--- The problem ---
Go through the material below and copy each line where the word "الحديث" appears.

--- Data shown ---

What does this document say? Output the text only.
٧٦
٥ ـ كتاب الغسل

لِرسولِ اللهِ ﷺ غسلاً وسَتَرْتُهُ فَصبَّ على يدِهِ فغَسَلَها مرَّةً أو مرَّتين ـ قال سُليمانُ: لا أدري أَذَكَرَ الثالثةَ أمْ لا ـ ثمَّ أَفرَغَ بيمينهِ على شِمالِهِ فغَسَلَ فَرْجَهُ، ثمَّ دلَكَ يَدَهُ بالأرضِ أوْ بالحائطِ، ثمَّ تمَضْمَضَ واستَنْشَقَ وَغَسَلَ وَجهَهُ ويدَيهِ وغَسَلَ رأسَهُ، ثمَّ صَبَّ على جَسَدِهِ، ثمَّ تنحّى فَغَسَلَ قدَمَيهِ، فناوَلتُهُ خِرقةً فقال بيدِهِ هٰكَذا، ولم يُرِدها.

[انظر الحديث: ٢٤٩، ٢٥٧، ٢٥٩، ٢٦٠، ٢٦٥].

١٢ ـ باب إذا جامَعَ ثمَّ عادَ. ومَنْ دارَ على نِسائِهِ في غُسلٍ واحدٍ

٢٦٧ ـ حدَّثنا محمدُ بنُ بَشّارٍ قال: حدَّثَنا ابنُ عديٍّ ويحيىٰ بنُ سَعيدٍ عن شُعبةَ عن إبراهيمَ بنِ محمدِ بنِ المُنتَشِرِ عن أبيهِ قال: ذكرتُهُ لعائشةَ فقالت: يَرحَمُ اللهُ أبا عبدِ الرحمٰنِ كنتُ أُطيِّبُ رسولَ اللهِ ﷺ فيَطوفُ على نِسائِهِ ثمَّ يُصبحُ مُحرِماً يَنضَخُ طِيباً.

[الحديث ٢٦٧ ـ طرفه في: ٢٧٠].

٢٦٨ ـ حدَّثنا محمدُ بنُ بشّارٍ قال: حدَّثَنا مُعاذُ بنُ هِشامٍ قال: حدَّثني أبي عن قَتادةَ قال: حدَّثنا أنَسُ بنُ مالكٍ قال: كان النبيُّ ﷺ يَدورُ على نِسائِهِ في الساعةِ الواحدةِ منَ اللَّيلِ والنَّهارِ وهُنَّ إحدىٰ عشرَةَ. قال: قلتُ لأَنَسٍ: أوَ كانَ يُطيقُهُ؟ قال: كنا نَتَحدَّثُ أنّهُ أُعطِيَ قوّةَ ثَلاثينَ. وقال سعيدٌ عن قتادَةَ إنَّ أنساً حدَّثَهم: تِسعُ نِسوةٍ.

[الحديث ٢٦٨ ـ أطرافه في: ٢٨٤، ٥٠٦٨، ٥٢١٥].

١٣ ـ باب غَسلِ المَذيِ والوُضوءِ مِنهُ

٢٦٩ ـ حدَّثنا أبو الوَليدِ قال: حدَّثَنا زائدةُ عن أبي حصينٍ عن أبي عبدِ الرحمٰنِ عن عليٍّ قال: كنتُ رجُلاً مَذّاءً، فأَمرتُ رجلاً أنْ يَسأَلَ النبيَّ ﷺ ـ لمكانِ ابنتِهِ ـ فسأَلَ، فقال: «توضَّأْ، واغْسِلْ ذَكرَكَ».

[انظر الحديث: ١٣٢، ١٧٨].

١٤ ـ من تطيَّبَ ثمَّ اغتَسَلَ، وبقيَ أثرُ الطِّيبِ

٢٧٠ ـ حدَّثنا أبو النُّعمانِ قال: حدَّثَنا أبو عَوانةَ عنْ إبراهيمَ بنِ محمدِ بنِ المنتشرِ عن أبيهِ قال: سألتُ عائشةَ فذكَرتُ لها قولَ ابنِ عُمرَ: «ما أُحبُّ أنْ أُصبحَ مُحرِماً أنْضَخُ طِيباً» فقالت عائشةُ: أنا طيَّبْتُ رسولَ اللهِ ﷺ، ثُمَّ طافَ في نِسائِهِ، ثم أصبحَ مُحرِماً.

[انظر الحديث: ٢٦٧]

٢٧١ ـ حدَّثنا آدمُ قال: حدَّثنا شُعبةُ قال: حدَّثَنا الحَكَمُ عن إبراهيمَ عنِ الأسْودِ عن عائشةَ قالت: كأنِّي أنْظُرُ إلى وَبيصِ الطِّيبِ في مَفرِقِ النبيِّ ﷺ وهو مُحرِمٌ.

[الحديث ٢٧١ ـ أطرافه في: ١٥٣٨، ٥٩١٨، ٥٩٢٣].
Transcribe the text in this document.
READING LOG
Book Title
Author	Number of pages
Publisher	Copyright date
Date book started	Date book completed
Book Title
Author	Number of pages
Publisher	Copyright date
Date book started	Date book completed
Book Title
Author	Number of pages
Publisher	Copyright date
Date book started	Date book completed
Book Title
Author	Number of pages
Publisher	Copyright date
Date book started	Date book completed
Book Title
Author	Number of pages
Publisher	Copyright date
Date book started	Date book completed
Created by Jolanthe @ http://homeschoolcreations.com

--- Answer in full ---
[انظر الحديث: ٢٤٩، ٢٥٧، ٢٥٩، ٢٦٠، ٢٦٥].
[الحديث ٢٦٧ ـ طرفه في: ٢٧٠].
[الحديث ٢٦٨ ـ أطرافه في: ٢٨٤، ٥٠٦٨، ٥٢١٥].
[انظر الحديث: ١٣٢، ١٧٨].
[انظر الحديث: ٢٦٧]
[الحديث ٢٧١ ـ أطرافه في: ١٥٣٨، ٥٩١٨، ٥٩٢٣].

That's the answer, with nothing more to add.